## Short task
Make an exact copy of all the material below, apart from the pictures.

[Data items]
#####

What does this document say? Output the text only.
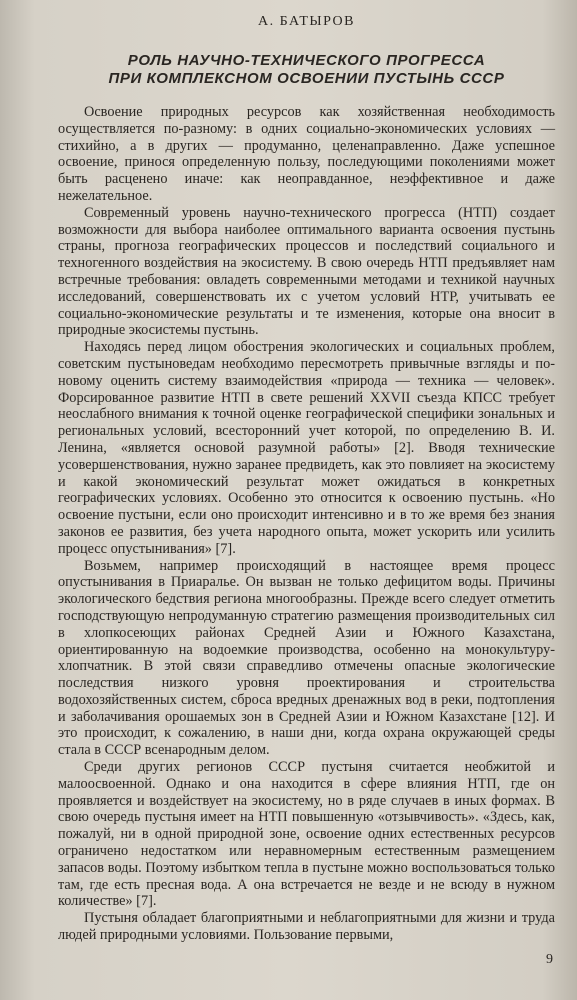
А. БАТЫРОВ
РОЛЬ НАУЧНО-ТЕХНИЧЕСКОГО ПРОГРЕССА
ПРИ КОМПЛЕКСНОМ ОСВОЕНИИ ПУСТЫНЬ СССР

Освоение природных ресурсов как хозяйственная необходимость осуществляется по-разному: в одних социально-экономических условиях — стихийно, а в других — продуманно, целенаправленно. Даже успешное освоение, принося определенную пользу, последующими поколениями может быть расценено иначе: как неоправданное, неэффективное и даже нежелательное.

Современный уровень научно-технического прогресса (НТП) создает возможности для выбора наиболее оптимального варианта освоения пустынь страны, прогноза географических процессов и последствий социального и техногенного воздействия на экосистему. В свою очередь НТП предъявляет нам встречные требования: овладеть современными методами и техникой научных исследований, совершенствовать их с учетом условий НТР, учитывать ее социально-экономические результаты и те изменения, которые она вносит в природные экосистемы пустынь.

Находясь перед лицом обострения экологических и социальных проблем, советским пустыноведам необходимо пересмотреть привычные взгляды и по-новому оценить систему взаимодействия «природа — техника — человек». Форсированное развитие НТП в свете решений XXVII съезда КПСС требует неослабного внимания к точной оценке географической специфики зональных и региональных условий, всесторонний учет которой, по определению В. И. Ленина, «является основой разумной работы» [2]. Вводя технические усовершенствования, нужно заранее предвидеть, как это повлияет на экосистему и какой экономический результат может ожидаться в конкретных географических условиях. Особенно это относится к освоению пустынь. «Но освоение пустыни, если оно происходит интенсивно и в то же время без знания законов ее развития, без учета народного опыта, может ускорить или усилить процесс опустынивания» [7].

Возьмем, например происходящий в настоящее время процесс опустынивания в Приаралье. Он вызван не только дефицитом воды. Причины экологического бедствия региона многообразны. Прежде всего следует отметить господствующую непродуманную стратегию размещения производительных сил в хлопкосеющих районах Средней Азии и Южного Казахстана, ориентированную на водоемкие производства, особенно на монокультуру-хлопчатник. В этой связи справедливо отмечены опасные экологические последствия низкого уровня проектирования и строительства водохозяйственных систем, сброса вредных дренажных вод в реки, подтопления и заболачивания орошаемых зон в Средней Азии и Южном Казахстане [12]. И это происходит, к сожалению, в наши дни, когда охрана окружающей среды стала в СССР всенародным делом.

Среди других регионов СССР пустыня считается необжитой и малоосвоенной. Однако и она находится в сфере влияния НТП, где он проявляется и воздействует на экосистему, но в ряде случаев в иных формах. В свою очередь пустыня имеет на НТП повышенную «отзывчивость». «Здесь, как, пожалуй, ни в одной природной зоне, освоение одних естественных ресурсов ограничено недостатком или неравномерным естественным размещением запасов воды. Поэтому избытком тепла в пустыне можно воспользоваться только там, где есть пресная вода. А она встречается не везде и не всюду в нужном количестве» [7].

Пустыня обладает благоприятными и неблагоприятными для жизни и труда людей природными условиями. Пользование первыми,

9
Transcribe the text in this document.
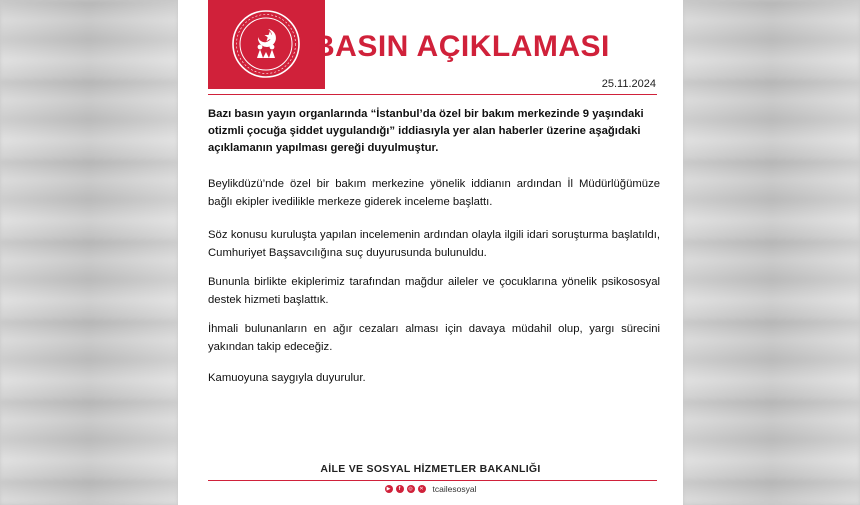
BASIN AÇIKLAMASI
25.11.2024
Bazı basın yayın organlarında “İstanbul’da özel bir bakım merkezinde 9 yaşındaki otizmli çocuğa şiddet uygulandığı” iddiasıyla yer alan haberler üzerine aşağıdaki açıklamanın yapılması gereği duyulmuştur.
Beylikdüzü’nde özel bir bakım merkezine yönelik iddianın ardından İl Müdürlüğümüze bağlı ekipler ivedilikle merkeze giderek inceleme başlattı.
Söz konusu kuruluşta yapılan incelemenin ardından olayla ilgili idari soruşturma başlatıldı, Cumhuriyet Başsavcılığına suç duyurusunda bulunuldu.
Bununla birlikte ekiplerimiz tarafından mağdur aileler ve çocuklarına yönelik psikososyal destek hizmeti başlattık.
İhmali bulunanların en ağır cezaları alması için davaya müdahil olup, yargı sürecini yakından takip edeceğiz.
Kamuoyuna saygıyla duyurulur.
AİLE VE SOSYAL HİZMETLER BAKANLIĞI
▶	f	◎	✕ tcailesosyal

#####

## Complete answer
What does this document say? Output the text only.
А. БАТЫРОВ
РОЛЬ НАУЧНО-ТЕХНИЧЕСКОГО ПРОГРЕССА
ПРИ КОМПЛЕКСНОМ ОСВОЕНИИ ПУСТЫНЬ СССР

Освоение природных ресурсов как хозяйственная необходимость осуществляется по-разному: в одних социально-экономических условиях — стихийно, а в других — продуманно, целенаправленно. Даже успешное освоение, принося определенную пользу, последующими поколениями может быть расценено иначе: как неоправданное, неэффективное и даже нежелательное.

Современный уровень научно-технического прогресса (НТП) создает возможности для выбора наиболее оптимального варианта освоения пустынь страны, прогноза географических процессов и последствий социального и техногенного воздействия на экосистему. В свою очередь НТП предъявляет нам встречные требования: овладеть современными методами и техникой научных исследований, совершенствовать их с учетом условий НТР, учитывать ее социально-экономические результаты и те изменения, которые она вносит в природные экосистемы пустынь.

Находясь перед лицом обострения экологических и социальных проблем, советским пустыноведам необходимо пересмотреть привычные взгляды и по-новому оценить систему взаимодействия «природа — техника — человек». Форсированное развитие НТП в свете решений XXVII съезда КПСС требует неослабного внимания к точной оценке географической специфики зональных и региональных условий, всесторонний учет которой, по определению В. И. Ленина, «является основой разумной работы» [2]. Вводя технические усовершенствования, нужно заранее предвидеть, как это повлияет на экосистему и какой экономический результат может ожидаться в конкретных географических условиях. Особенно это относится к освоению пустынь. «Но освоение пустыни, если оно происходит интенсивно и в то же время без знания законов ее развития, без учета народного опыта, может ускорить или усилить процесс опустынивания» [7].

Возьмем, например происходящий в настоящее время процесс опустынивания в Приаралье. Он вызван не только дефицитом воды. Причины экологического бедствия региона многообразны. Прежде всего следует отметить господствующую непродуманную стратегию размещения производительных сил в хлопкосеющих районах Средней Азии и Южного Казахстана, ориентированную на водоемкие производства, особенно на монокультуру-хлопчатник. В этой связи справедливо отмечены опасные экологические последствия низкого уровня проектирования и строительства водохозяйственных систем, сброса вредных дренажных вод в реки, подтопления и заболачивания орошаемых зон в Средней Азии и Южном Казахстане [12]. И это происходит, к сожалению, в наши дни, когда охрана окружающей среды стала в СССР всенародным делом.

Среди других регионов СССР пустыня считается необжитой и малоосвоенной. Однако и она находится в сфере влияния НТП, где он проявляется и воздействует на экосистему, но в ряде случаев в иных формах. В свою очередь пустыня имеет на НТП повышенную «отзывчивость». «Здесь, как, пожалуй, ни в одной природной зоне, освоение одних естественных ресурсов ограничено недостатком или неравномерным естественным размещением запасов воды. Поэтому избытком тепла в пустыне можно воспользоваться только там, где есть пресная вода. А она встречается не везде и не всюду в нужном количестве» [7].

Пустыня обладает благоприятными и неблагоприятными для жизни и труда людей природными условиями. Пользование первыми,

9
Transcribe the text in this document.
BASIN AÇIKLAMASI
25.11.2024
Bazı basın yayın organlarında “İstanbul’da özel bir bakım merkezinde 9 yaşındaki otizmli çocuğa şiddet uygulandığı” iddiasıyla yer alan haberler üzerine aşağıdaki açıklamanın yapılması gereği duyulmuştur.
Beylikdüzü’nde özel bir bakım merkezine yönelik iddianın ardından İl Müdürlüğümüze bağlı ekipler ivedilikle merkeze giderek inceleme başlattı.
Söz konusu kuruluşta yapılan incelemenin ardından olayla ilgili idari soruşturma başlatıldı, Cumhuriyet Başsavcılığına suç duyurusunda bulunuldu.
Bununla birlikte ekiplerimiz tarafından mağdur aileler ve çocuklarına yönelik psikososyal destek hizmeti başlattık.
İhmali bulunanların en ağır cezaları alması için davaya müdahil olup, yargı sürecini yakından takip edeceğiz.
Kamuoyuna saygıyla duyurulur.
AİLE VE SOSYAL HİZMETLER BAKANLIĞI
▶	f	◎	✕ tcailesosyal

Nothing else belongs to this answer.